Problems to work on —
**1)** In the PTX3 abstract, how many patients were placed in the intensive care unit (ICU) group?
**2)** Decide whether each statement agrees with the PTX3 abstract, and back each yes or no with the deciding words quoted from it. (a) Serum ficolin was higher in ICU patients than in healthy controls. (b) PTX3 and ficolin were measured with ELISA kits. (c) The PTX3 difference between ICU and non-ICU patients was statistically significant.
**3)** Continue the PTX3 abstract, starting right after its last sentence.

Extract —
= = = = =
Increased Levels of serum Pentraxin 3 in Critical Coronavirus Disease-2019 Patients

Zahra Moulana 1,2, Mojgan Bagherzadeh 1, Mohammad Mirzakhani 1, Ali Rostami 1,2, Mousa Mohammadnia-Afrouzi 1,2,, Mehdi Shahbazi 1,
PMCID: PMC8248285  PMID: 34212320

Abstract

Pentraxin 3 (PTX3) and ficolin are the plasma phase of pattern recognition receptors (PRRs) and can activate complement through classical and lectin pathways, respectively, which may contribute to disease severity. This study aimed to investigate the association between PTX3 and ficolin with disease severity in patients with coronavirus disease-2019 (COVID-19). Seventy-three COVID-19 patients and 25 healthy controls were enrolled in this study. The participants were divided into three groups as follows: 14 patients as the intensive care unit (ICU) group, 59 patients as the non-ICU group, and 25 subjects as the healthy control group. The serum levels of PTX3 and ficolin were measured by enzyme-linked immunosorbent assay (ELISA) kits. Patients in ICU and non-ICU groups had significantly higher levels of PTX3 compared to the healthy control group (p = 0.0002 and p = 0.0072, respectively). Patients in the ICU group also had an increased amount of PTX3 (1957 ± 1769 pg/ml) compared to non-ICU patients (1220 ± 1784 pg/ml). However, this difference was not significant. On the other hand, serum levels of ficolin were not different among the three groups. PTX3, as an acute phase protein, may contribute to disease severity. Its probable inflammatory role could result from the high activation of the complement system. On the other hand, it could be suggested that ficolin has no crucial role in the disease severity of COVID-19 patients.
= = = = =
Source information —

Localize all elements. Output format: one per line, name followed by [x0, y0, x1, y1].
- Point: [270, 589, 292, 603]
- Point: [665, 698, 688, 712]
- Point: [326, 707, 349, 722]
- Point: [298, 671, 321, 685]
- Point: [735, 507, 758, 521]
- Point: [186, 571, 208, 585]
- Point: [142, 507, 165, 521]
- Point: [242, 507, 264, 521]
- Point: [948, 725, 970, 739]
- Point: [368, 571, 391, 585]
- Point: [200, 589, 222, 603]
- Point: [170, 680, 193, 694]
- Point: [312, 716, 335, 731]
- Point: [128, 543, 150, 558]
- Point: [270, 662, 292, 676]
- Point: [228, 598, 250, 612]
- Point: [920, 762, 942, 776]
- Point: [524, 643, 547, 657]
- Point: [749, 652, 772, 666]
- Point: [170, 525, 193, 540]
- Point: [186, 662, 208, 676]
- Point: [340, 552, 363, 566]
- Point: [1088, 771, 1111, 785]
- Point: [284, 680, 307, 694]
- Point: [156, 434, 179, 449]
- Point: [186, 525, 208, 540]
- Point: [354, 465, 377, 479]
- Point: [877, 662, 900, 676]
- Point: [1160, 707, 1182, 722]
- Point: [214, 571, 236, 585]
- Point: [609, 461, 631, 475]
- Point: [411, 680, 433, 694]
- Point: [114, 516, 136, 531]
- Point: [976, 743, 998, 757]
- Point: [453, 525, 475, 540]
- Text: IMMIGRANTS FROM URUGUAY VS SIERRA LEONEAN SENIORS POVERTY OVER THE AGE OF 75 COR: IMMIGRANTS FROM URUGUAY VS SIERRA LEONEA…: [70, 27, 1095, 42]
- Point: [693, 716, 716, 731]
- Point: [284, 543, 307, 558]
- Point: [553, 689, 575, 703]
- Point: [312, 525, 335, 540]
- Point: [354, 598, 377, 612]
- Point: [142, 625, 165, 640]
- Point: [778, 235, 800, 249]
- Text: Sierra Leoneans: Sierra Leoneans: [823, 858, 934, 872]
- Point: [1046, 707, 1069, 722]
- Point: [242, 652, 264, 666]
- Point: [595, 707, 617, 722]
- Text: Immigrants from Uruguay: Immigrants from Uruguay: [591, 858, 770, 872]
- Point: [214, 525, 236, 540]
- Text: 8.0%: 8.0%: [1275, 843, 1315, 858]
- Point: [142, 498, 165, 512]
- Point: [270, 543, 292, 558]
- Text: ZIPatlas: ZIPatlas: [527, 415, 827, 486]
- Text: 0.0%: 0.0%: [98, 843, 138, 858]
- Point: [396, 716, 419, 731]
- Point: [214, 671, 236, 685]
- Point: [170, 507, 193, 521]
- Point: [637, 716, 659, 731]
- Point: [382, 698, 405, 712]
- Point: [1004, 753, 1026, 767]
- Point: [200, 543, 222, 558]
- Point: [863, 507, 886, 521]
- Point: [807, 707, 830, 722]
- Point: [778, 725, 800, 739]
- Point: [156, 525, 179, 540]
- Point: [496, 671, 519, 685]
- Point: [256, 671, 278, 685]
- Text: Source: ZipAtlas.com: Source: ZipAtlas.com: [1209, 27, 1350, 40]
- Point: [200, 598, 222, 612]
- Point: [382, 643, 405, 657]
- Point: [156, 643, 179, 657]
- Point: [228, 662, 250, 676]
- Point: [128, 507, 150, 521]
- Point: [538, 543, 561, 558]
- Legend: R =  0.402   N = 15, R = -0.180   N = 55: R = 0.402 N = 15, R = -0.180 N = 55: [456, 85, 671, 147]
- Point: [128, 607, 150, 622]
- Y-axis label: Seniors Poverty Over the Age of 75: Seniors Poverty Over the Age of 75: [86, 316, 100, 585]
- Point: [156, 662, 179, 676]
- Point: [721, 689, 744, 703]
= = = = =
Exercise answers —
**1)** 14 patients.

**2)**
(a) No: "serum levels of ficolin were not different among the three groups."
(b) Yes: "The serum levels of PTX3 and ficolin were measured by enzyme-linked immunosorbent assay (ELISA) kits."
(c) No: "However, this difference was not significant."

**3)**
Keywords: Pentraxin 3, Ficolin, COVID-19, Pattern recognition receptors, Coronavirus

Introduction

New coronavirus disease-19 (COVID-19), caused by severe acute respiratory syndrome coronavirus 2 (SARS-CoV-2), is associated with respiratory illnesses varying from mild to life-threatening acute respiratory distress syndrome (ARDS). Several common symptoms, including dry cough, fever, fatigue, dyspnea, myalgia, and shortness of breath, are observed in the COVID-19 patients. Innate immunity, as the first line of defense, protects the body from the pathogens and activates the adaptive immune system through cytokines’ production (Gholipour et al. 2020; Merad and Martin 2020; Taefehshokr et al. 2020; Yousefi et al. 2021).

Innate immunity through pattern recognition receptors (PRRs) recognizes the conserved pattern of microorganisms, such as lipid A portion of lipopolysaccharide (LPS), known as pathogen-associated molecular patterns (PAMPs) (Taefehshokr et al. 2020). Pentraxins belong to the soluble components of PRRs. Pentraxin family consists of short and long pentraxins, which activates the classical pathway of complement. C-reactive protein (CRP) and serum amyloid P (SAP) are short pentraxin subfamily, while pentraxin 3 (PTX3) is a long one (Staubli et al. 2019; Vilahur and Badimon 2015). Ficolin is another family of soluble components of PRRs, which binds to the pathogens and activates the lectin pathway of complement (Garred et al. 2016). Myeloid cells, particularly dendritic cells (DCs), are the main sources of PTX3 among immune cells (Balhara et al. 2013). However, the neutrophils appear to be a main source and reservoir of ficolin, especially ficolin-1 (Garred et al. 2010).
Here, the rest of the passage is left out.